Rows from a dataset =
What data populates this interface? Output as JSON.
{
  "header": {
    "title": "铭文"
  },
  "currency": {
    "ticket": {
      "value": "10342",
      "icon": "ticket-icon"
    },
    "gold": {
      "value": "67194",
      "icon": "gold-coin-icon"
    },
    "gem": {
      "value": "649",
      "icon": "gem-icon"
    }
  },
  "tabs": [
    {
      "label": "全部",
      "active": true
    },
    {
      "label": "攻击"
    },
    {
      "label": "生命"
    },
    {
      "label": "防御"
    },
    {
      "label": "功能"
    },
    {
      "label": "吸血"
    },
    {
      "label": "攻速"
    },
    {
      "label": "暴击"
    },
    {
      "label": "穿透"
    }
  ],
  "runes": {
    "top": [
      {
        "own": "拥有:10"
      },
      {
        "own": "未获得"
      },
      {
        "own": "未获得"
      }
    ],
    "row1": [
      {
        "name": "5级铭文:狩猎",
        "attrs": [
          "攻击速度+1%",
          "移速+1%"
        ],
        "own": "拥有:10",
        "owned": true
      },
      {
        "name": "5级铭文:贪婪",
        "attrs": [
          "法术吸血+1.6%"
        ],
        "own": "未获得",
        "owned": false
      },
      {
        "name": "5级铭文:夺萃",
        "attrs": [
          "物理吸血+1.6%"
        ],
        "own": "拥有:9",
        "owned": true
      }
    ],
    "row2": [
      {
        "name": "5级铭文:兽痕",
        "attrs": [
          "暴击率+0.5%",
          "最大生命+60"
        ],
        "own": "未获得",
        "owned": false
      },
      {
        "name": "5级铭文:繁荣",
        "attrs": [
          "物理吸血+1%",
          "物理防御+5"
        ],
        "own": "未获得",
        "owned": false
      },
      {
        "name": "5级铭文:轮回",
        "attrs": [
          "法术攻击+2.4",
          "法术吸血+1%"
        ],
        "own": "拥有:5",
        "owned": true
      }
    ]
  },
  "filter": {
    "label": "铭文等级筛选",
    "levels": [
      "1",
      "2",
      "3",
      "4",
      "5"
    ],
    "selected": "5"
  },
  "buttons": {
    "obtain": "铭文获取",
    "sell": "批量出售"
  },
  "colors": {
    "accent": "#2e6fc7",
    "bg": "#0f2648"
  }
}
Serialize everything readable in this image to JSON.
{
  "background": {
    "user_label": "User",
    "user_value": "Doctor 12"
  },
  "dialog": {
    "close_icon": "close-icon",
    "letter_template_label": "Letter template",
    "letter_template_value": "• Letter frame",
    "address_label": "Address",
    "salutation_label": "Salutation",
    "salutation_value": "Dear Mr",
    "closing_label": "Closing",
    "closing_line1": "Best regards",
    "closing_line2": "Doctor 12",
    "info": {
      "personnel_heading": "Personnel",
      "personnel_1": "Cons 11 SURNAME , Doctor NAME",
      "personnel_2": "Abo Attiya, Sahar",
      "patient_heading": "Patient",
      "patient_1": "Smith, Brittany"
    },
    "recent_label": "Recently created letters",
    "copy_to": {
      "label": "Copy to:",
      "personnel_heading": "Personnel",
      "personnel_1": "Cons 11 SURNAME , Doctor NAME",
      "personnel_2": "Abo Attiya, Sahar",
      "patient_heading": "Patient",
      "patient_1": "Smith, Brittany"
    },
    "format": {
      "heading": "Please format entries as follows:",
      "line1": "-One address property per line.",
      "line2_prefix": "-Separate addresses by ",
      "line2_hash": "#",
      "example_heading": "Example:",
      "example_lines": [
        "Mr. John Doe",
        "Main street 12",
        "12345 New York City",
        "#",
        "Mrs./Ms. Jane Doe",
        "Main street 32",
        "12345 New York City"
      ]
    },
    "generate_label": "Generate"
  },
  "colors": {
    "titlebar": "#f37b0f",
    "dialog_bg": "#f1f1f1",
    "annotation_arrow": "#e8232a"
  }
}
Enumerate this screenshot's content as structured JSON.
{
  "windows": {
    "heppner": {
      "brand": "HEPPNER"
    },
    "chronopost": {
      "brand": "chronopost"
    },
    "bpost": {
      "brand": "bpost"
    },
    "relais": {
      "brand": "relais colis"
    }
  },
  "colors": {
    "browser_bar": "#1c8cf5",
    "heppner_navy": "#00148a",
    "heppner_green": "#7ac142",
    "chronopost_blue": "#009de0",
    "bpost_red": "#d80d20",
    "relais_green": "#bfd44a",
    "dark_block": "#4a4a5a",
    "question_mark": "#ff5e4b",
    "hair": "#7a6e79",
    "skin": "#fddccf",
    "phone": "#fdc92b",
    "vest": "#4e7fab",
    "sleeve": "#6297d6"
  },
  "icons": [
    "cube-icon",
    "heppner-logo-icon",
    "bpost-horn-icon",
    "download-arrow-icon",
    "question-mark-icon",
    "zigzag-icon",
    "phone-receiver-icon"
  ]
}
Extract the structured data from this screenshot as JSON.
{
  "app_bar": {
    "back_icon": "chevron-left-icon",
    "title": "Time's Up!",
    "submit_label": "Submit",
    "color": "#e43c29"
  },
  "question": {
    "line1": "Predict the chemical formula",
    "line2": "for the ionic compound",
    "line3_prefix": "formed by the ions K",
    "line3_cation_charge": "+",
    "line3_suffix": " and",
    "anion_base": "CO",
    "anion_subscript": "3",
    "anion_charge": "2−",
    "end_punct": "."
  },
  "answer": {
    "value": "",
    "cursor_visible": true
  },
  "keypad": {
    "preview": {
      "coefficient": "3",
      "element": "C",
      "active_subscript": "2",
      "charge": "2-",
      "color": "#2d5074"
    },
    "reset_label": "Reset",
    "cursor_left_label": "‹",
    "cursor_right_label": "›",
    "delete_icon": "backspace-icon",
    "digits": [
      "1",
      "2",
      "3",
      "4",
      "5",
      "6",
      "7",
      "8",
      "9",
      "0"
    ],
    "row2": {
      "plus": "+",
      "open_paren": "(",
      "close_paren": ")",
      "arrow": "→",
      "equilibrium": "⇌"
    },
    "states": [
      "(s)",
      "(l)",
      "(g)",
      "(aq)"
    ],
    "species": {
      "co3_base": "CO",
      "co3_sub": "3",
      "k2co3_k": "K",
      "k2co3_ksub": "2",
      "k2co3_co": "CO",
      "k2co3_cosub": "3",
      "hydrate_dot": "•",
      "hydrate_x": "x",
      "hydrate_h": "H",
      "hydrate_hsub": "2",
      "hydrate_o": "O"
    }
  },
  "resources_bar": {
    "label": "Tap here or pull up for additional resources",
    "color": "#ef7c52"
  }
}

PROMPT = Look through the data and gather every line with the string "screenshot" in it.

SOLVED EXERCISE =
Enumerate this screenshot's content as structured JSON.
Extract the structured data from this screenshot as JSON.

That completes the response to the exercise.